• [PROBLEM DESCRIPTION]: Write out each line from the data below that includes the word "event".

• [MATERIAL PROVIDED]:

▬▬▬▬▬▬

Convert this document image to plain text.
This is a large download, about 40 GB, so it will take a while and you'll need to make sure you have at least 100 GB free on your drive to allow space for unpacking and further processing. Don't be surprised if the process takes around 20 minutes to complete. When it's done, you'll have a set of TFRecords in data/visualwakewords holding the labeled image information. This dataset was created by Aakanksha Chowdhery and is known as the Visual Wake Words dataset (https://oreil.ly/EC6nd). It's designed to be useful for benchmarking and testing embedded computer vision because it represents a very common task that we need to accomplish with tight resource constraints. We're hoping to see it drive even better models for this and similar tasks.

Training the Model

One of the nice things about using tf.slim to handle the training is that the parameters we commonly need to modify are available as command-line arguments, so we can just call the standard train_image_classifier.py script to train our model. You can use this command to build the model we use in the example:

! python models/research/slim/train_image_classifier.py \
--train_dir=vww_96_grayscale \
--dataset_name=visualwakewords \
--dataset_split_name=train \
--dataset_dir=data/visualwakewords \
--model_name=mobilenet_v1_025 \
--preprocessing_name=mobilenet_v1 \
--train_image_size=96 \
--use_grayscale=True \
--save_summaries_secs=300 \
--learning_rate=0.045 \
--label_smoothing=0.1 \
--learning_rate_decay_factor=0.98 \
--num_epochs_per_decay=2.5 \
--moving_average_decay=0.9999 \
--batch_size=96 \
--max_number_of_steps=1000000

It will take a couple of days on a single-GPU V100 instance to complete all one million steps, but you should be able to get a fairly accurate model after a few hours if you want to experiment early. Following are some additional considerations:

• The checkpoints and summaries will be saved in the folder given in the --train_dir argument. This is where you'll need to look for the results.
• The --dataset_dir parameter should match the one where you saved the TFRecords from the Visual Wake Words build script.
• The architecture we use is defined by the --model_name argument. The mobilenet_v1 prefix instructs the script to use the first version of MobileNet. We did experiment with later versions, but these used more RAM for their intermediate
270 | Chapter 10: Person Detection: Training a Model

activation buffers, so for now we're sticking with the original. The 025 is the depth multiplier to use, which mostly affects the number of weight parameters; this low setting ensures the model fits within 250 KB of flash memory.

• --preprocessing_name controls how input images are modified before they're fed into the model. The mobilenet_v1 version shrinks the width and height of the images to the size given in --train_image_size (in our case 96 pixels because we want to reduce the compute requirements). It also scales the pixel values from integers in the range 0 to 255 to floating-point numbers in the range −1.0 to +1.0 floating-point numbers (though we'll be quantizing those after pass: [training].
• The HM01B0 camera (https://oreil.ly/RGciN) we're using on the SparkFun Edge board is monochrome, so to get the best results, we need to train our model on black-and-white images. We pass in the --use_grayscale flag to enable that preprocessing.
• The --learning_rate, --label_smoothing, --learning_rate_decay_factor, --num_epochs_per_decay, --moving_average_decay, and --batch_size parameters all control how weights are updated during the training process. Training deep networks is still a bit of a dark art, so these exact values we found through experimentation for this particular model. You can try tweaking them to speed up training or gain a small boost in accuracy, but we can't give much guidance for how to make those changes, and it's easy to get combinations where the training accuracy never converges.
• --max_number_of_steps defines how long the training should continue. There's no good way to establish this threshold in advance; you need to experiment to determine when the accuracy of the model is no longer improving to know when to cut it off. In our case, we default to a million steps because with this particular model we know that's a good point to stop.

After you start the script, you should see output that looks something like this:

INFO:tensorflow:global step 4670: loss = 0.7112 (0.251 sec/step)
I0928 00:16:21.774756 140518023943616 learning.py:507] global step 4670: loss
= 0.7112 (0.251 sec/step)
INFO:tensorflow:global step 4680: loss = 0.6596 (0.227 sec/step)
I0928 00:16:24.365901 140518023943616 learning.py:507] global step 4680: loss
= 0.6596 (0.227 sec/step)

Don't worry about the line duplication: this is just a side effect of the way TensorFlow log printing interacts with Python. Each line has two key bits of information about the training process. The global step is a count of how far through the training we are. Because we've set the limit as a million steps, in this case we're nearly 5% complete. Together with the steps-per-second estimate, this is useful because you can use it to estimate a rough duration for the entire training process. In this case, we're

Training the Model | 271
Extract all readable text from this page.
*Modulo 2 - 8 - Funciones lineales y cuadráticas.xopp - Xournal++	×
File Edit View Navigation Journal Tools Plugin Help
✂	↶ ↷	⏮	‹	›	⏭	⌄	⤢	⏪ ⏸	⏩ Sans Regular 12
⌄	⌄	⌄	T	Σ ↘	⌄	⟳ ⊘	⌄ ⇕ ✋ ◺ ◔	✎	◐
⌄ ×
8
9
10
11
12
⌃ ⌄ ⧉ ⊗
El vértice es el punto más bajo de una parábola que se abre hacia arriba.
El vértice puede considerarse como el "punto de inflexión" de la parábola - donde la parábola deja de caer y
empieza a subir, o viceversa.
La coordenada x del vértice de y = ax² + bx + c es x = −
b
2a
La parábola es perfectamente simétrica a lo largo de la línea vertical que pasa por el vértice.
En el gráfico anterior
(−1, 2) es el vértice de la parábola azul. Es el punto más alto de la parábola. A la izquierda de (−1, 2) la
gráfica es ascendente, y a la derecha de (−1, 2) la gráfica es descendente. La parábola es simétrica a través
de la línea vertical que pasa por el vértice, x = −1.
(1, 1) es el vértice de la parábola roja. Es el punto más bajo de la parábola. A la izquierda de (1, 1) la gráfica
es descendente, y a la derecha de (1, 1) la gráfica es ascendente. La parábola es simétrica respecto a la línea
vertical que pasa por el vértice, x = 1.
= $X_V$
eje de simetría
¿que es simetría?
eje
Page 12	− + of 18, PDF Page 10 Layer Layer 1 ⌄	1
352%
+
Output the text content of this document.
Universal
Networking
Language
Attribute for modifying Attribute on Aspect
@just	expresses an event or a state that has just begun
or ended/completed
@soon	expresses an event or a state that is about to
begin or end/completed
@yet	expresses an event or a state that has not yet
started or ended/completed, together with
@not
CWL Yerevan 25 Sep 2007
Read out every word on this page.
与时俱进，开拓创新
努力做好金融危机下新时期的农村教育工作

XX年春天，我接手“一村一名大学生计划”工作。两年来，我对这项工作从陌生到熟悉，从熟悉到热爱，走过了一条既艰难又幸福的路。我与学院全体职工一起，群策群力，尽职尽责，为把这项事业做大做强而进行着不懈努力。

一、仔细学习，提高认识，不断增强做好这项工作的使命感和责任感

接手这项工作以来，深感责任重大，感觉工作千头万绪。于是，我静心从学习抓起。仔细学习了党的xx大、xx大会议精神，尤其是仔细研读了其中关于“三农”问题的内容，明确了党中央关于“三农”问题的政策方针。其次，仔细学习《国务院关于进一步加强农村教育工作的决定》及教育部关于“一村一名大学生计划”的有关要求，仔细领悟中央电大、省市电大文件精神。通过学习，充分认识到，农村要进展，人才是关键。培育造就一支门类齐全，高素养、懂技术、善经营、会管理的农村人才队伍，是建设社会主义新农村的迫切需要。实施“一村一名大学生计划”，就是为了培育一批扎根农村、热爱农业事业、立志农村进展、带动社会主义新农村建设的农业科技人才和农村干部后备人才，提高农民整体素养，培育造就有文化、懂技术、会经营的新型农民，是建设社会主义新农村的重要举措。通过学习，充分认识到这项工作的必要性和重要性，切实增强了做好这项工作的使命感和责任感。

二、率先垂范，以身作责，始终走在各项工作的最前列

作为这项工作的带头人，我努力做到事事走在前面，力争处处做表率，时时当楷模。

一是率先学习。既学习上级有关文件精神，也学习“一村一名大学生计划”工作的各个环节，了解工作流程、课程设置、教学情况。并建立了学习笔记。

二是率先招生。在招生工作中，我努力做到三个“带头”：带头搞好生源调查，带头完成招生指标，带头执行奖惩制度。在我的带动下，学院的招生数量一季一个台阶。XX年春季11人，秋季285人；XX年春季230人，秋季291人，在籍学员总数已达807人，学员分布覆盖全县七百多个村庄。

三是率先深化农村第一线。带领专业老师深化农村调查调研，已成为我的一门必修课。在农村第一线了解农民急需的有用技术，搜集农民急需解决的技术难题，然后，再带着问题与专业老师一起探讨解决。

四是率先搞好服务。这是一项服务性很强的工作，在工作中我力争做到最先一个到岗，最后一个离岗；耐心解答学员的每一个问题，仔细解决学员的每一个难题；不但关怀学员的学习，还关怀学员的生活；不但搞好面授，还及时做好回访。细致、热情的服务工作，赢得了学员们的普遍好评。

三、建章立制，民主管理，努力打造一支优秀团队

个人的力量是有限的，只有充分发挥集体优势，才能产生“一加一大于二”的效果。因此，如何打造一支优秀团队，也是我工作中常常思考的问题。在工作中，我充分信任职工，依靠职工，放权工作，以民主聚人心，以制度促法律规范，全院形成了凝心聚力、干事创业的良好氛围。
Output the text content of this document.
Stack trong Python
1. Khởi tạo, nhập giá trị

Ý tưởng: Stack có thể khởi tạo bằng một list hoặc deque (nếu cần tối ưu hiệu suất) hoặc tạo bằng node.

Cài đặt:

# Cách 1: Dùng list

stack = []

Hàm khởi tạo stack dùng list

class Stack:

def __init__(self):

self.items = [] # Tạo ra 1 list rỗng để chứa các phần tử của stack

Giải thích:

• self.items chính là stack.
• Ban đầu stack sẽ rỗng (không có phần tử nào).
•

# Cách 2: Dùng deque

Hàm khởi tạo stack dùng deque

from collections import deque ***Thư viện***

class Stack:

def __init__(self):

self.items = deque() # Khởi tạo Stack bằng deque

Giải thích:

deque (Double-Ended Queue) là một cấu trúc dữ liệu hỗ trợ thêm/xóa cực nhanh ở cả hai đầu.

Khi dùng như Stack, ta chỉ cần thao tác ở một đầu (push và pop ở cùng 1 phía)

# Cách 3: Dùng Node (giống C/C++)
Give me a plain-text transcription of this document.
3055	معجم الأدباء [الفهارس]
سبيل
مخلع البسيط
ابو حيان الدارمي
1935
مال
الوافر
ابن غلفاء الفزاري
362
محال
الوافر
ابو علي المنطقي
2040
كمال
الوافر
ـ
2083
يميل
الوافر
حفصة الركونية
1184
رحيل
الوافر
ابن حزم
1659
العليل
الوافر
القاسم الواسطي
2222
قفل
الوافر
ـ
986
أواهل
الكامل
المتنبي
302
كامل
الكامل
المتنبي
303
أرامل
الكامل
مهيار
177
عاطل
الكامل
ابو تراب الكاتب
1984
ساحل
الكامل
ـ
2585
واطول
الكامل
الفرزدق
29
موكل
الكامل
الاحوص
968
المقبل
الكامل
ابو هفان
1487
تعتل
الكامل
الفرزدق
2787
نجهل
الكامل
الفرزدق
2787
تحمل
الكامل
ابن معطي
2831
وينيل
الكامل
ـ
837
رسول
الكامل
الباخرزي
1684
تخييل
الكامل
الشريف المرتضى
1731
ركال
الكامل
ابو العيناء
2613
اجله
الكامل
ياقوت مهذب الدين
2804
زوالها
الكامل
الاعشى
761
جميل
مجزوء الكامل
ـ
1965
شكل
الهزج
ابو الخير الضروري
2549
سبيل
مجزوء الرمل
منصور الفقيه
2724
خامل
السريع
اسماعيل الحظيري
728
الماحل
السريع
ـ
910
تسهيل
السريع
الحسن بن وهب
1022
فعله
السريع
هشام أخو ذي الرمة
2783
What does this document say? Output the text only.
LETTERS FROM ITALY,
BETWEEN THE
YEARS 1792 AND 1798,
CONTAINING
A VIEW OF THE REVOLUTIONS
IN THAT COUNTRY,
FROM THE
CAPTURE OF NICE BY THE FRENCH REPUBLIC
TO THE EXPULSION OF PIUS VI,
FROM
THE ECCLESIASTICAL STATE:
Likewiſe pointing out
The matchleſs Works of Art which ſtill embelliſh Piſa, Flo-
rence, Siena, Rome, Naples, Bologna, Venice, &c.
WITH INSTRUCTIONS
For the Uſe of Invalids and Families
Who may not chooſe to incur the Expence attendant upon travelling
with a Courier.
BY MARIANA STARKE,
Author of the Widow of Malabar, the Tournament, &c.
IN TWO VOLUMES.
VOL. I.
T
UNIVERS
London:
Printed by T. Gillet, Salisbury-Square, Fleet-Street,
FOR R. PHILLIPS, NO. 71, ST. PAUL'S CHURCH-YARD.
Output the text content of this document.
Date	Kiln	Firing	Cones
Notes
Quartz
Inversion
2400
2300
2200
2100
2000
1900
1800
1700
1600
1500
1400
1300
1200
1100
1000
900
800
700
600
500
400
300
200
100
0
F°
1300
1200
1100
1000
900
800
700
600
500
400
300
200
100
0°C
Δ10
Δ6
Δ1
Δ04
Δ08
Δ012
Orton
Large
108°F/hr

▬▬▬▬▬▬

• [COMPLETED TASK]:
@just	expresses an event or a state that has just begun
@soon	expresses an event or a state that is about to
@yet	expresses an event or a state that has not yet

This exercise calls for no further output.